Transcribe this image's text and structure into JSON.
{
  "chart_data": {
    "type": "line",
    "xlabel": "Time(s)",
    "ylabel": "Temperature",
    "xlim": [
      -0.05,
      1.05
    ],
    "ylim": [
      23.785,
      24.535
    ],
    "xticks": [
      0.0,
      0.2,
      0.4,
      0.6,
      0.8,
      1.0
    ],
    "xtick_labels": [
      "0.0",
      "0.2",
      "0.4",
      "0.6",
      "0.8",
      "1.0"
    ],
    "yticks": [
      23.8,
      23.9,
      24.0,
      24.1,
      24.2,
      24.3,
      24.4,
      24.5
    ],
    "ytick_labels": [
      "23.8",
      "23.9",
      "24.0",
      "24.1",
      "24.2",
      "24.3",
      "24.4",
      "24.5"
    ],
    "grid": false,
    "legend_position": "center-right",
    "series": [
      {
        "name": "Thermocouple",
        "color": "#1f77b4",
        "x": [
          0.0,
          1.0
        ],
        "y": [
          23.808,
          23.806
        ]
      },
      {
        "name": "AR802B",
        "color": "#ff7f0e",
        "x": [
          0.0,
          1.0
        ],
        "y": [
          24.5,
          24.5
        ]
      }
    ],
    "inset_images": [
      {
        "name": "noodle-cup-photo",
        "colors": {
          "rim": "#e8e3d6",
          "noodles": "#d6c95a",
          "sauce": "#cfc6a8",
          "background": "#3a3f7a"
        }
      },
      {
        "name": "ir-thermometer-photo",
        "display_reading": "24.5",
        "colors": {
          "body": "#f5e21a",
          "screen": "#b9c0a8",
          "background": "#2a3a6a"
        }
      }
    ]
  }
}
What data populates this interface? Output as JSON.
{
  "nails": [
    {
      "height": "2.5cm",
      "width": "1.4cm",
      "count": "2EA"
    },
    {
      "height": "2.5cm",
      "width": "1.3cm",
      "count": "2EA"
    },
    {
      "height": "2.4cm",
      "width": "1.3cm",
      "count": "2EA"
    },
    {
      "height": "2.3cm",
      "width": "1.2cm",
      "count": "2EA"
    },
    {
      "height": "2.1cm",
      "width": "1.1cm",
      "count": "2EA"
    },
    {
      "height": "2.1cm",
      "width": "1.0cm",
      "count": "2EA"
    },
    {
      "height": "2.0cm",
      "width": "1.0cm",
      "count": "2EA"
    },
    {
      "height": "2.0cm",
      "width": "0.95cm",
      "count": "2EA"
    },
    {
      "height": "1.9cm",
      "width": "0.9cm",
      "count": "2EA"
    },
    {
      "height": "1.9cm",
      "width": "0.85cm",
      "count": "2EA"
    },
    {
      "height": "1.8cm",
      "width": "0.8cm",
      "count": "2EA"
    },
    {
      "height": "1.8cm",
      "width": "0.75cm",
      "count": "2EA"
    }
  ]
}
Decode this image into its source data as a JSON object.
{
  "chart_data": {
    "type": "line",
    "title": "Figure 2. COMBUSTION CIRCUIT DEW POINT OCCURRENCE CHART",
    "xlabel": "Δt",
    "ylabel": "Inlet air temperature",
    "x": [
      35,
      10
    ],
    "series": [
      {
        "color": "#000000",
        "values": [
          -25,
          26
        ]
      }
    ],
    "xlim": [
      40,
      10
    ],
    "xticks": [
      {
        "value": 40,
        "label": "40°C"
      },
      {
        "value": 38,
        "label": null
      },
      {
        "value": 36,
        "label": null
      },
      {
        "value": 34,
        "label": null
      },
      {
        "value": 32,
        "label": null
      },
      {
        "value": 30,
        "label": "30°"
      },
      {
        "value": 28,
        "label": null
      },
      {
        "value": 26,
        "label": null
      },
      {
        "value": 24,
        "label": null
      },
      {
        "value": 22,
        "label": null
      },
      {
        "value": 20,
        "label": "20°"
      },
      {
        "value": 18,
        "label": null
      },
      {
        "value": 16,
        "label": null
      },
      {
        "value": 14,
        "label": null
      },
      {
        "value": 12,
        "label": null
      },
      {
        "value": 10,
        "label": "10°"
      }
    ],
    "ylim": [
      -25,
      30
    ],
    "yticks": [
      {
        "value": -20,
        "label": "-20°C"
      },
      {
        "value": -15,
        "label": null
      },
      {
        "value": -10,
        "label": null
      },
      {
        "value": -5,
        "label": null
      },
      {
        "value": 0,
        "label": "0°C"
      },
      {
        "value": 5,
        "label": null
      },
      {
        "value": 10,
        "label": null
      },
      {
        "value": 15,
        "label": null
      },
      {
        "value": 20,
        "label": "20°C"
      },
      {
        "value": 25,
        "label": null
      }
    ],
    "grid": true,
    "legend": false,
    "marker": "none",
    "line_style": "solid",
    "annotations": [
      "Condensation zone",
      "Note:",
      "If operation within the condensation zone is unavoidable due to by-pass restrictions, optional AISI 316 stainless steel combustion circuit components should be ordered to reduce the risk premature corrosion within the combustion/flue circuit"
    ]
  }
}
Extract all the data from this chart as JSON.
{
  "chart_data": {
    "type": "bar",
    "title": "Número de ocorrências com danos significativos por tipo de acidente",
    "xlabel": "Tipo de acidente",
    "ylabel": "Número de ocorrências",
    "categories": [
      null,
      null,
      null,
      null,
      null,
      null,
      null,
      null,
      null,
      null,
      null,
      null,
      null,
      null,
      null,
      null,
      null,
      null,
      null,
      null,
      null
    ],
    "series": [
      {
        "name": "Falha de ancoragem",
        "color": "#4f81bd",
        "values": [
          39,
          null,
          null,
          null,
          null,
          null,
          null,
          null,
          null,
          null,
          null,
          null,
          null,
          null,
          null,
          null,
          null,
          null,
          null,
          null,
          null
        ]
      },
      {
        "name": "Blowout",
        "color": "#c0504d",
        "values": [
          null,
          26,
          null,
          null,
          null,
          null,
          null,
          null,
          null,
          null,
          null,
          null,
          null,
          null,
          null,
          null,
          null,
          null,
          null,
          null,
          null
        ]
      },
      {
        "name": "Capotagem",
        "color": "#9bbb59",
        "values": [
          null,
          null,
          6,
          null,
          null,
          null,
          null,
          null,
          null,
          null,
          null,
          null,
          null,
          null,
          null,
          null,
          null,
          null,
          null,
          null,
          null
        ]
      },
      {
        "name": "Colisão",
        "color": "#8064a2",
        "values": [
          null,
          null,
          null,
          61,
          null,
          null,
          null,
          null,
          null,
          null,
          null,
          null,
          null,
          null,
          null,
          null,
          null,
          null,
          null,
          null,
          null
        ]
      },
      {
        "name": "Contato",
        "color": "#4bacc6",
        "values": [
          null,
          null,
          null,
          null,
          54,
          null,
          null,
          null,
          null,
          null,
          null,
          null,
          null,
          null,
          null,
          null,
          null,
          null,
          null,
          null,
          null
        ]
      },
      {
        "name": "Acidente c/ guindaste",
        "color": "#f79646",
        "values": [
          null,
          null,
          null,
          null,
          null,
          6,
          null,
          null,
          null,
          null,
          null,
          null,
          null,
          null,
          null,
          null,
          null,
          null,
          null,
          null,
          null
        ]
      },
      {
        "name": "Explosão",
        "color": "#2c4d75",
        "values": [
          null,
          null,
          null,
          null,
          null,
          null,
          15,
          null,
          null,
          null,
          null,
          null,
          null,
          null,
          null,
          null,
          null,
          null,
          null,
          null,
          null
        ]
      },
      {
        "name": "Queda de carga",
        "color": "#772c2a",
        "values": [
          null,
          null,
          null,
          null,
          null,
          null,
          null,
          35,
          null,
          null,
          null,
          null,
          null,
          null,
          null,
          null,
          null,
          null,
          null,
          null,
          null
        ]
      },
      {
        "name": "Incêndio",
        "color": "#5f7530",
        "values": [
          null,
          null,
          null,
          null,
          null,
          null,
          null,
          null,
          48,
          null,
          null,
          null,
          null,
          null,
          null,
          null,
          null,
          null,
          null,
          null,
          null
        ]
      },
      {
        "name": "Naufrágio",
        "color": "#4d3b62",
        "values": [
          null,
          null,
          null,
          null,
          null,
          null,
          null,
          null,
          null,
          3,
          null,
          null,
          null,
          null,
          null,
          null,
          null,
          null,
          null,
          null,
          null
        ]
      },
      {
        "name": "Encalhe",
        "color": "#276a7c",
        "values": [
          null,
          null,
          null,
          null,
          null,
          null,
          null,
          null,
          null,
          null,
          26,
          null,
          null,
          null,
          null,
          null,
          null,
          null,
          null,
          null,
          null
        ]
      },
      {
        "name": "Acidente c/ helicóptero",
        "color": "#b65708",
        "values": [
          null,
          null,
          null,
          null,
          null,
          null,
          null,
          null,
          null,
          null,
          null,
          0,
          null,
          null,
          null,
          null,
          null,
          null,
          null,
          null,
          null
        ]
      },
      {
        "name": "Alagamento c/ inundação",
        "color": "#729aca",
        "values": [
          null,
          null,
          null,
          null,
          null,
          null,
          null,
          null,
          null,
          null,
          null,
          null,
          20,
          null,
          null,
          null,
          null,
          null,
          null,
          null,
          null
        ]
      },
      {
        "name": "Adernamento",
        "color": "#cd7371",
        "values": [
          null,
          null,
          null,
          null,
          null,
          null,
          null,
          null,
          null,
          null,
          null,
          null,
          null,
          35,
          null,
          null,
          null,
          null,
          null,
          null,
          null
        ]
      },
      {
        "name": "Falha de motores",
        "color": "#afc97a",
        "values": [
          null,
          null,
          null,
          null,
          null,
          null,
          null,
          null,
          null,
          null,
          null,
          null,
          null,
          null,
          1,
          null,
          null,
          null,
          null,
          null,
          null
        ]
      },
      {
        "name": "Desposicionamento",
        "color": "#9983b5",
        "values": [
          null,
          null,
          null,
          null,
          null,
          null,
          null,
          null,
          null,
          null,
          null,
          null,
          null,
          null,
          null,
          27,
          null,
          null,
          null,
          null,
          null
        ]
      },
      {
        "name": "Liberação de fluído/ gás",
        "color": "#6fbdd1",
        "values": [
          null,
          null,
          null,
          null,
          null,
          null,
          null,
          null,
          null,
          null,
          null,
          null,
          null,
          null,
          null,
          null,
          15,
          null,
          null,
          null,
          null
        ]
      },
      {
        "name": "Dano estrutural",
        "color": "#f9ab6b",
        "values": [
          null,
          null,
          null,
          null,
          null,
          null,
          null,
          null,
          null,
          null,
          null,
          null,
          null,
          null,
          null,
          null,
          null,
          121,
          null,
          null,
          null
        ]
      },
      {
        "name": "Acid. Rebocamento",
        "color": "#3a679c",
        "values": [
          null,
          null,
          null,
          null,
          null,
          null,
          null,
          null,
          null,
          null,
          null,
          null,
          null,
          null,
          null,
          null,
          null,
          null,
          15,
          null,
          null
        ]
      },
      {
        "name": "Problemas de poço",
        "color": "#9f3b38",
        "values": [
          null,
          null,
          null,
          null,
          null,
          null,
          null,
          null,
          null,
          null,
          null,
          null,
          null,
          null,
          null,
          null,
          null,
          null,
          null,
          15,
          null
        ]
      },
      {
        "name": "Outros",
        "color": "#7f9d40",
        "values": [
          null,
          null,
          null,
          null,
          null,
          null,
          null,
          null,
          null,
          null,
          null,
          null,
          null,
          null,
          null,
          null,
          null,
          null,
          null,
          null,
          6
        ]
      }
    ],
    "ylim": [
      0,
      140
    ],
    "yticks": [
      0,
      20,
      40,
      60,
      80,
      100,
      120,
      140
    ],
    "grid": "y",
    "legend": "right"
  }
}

## [SET EXERCISE]
Examine the records and pull out every line where the string "title" occurs.

## [RESPONSE]
    "title": "Figure 2. COMBUSTION CIRCUIT DEW POINT OCCURRENCE CHART",
    "title": "Número de ocorrências com danos significativos por tipo de acidente",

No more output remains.